Dataset items
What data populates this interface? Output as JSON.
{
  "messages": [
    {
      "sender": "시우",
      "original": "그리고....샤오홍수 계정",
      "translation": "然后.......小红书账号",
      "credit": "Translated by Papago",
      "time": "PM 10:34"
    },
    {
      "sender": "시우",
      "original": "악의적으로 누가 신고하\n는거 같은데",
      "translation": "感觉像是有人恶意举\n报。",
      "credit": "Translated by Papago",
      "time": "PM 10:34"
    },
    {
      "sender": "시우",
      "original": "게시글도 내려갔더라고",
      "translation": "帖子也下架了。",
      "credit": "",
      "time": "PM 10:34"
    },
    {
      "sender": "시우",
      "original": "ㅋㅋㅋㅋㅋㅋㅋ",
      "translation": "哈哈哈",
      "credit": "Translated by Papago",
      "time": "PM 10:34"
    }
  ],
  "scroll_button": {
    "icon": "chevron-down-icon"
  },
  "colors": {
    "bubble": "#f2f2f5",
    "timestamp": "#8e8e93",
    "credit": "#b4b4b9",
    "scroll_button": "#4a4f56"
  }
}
* * *
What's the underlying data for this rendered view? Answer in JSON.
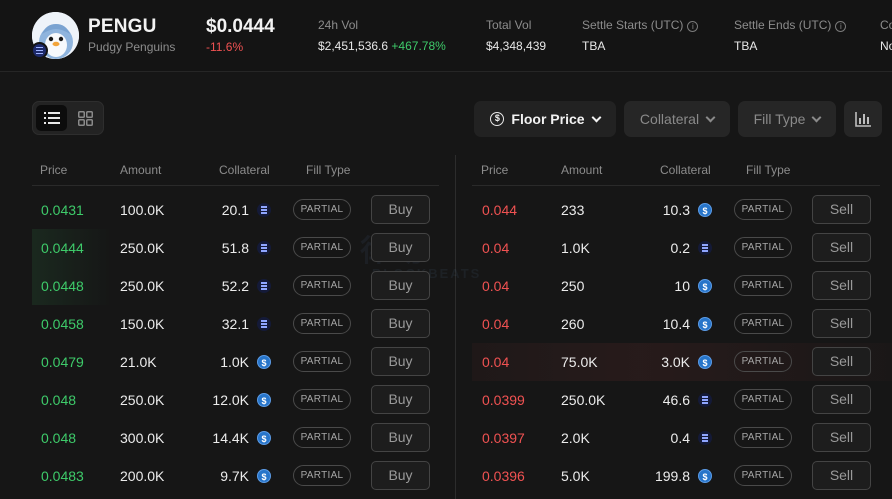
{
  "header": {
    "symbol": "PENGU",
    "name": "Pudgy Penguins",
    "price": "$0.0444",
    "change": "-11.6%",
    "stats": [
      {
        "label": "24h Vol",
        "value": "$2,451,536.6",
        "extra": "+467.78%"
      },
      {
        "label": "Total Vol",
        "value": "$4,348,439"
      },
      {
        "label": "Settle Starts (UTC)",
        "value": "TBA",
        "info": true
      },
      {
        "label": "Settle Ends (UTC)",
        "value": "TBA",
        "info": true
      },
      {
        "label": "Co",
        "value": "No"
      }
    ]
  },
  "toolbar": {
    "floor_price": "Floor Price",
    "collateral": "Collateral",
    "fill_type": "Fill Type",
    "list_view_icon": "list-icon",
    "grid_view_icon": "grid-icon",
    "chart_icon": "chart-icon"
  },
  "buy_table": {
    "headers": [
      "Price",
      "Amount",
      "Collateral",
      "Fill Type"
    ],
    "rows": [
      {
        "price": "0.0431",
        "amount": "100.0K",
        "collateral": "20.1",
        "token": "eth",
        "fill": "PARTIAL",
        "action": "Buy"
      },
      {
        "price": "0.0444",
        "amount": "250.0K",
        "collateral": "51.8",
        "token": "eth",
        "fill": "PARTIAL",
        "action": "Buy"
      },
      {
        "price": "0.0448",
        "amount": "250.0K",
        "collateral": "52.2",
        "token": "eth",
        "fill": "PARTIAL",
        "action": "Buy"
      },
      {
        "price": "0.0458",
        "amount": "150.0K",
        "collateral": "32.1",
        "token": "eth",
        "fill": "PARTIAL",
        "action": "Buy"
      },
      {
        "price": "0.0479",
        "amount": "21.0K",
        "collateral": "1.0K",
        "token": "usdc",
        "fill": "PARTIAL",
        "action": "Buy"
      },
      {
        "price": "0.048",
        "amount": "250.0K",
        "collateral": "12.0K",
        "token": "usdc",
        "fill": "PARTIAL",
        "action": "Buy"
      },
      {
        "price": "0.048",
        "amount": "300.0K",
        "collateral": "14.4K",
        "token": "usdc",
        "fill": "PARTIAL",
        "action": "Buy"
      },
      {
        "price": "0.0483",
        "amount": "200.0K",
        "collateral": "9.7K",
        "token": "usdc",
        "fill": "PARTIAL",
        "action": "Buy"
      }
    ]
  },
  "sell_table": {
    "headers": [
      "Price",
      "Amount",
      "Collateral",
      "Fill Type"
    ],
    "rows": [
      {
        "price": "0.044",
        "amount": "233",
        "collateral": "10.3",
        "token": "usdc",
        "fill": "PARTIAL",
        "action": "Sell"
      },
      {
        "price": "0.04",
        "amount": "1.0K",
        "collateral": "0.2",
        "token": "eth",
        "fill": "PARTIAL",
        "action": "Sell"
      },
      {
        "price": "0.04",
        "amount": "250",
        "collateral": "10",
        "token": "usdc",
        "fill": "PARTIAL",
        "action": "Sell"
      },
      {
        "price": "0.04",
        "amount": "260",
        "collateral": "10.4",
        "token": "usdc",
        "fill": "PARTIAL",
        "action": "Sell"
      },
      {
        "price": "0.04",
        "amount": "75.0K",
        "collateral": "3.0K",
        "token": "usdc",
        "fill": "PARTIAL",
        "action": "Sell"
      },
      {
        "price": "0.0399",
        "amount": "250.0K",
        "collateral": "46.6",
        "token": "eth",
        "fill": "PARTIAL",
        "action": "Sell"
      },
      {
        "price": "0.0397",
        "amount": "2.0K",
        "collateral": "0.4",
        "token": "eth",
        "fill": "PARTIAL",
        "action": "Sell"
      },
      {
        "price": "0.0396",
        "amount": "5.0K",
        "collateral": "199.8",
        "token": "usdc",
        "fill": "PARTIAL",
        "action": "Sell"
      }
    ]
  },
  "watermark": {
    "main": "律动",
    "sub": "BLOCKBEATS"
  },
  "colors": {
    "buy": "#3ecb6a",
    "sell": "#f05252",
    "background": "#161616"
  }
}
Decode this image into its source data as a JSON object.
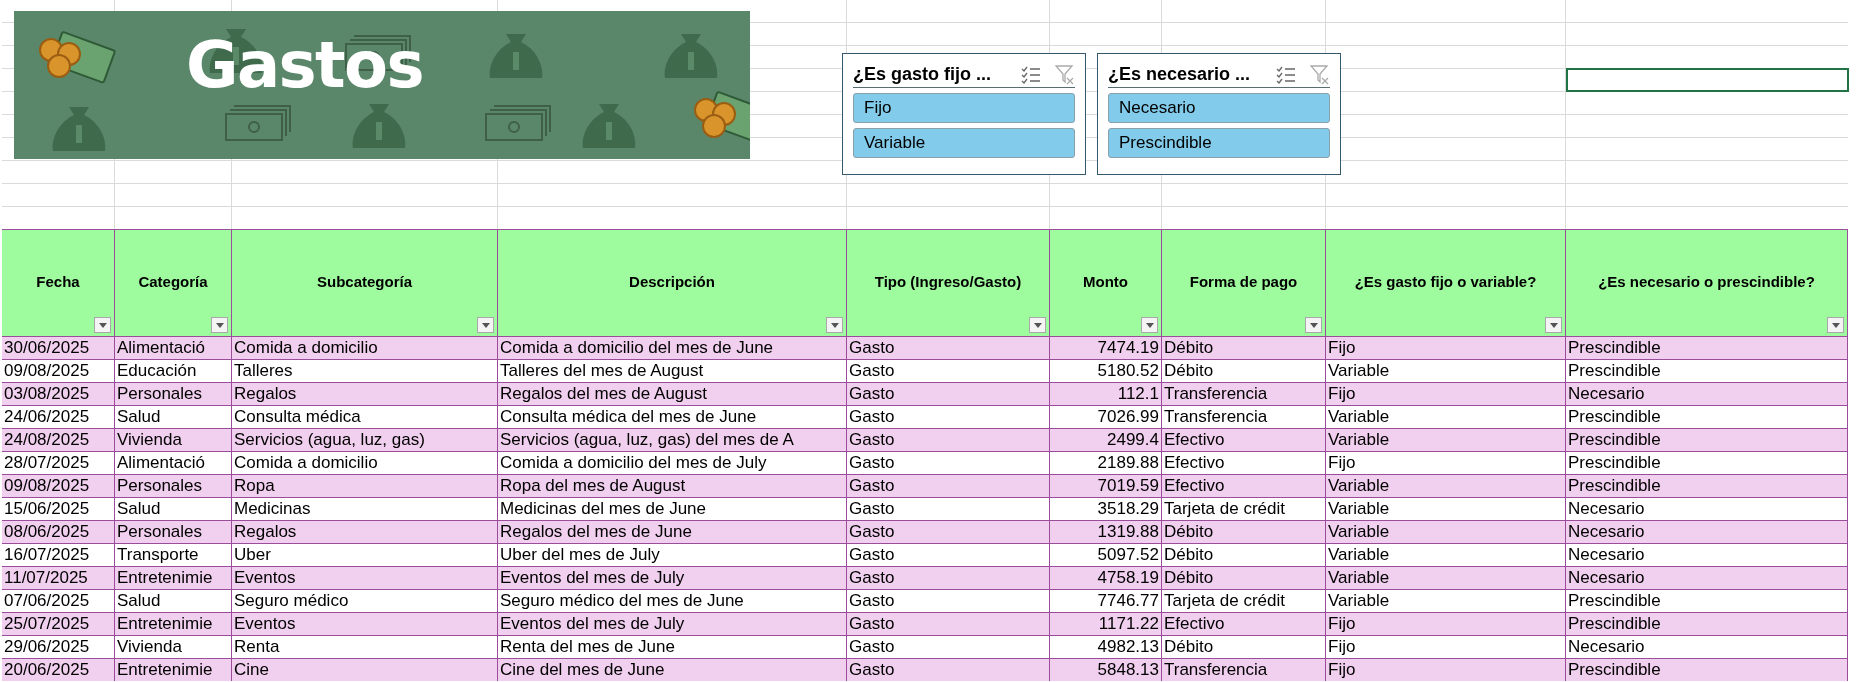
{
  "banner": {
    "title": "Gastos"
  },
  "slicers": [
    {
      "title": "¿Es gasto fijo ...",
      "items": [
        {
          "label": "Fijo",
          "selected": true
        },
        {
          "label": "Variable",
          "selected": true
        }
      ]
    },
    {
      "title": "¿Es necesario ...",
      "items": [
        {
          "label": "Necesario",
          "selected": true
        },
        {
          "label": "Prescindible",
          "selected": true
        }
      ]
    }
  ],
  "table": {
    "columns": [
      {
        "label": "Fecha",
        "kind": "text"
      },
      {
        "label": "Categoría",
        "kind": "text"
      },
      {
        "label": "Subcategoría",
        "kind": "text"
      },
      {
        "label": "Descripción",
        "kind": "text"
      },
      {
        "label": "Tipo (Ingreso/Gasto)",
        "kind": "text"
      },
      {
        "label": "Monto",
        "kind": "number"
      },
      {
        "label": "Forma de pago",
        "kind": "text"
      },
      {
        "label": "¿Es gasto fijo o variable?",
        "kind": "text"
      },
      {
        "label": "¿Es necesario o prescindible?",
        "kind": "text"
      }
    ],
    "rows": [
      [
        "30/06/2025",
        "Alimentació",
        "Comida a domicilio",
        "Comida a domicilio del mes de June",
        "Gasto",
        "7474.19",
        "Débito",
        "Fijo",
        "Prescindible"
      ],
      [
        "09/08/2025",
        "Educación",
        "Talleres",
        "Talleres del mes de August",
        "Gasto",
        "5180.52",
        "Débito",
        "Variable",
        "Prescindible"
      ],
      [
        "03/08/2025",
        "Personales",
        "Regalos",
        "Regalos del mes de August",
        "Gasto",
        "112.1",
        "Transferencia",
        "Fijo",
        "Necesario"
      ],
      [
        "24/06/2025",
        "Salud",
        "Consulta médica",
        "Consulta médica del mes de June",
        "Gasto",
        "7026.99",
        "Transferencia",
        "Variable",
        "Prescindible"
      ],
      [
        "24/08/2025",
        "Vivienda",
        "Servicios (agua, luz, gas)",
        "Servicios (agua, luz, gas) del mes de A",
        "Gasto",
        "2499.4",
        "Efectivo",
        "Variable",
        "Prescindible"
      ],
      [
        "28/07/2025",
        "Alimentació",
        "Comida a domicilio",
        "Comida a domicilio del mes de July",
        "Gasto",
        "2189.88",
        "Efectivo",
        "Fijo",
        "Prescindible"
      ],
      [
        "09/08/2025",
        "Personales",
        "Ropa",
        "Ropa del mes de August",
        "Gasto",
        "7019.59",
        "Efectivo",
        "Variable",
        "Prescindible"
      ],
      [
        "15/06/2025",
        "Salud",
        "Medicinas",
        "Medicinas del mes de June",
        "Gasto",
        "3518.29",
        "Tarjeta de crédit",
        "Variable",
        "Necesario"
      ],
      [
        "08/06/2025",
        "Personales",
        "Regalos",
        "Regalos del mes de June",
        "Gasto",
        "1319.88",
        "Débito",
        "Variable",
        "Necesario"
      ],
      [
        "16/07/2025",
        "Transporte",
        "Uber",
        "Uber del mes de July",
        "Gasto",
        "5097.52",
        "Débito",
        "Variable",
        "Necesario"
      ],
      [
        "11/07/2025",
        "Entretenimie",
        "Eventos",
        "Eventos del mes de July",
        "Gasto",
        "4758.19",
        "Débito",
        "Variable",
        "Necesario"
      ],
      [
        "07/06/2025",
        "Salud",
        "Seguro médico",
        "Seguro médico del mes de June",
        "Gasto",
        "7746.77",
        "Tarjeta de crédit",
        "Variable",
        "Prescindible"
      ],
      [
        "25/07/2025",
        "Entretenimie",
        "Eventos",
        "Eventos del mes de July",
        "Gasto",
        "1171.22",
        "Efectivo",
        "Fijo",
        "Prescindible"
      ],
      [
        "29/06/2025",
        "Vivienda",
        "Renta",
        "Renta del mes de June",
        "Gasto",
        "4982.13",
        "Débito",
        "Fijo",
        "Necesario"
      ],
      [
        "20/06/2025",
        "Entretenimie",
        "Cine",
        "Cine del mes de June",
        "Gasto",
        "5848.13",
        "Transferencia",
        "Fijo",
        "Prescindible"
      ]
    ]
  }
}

**To be done:**
In the entries above, find each line with the string "original" and copy it.

**Result of the task:**
      "original": "그리고....샤오홍수 계정",
      "original": "악의적으로 누가 신고하\n는거 같은데",
      "original": "게시글도 내려갔더라고",
      "original": "ㅋㅋㅋㅋㅋㅋㅋ",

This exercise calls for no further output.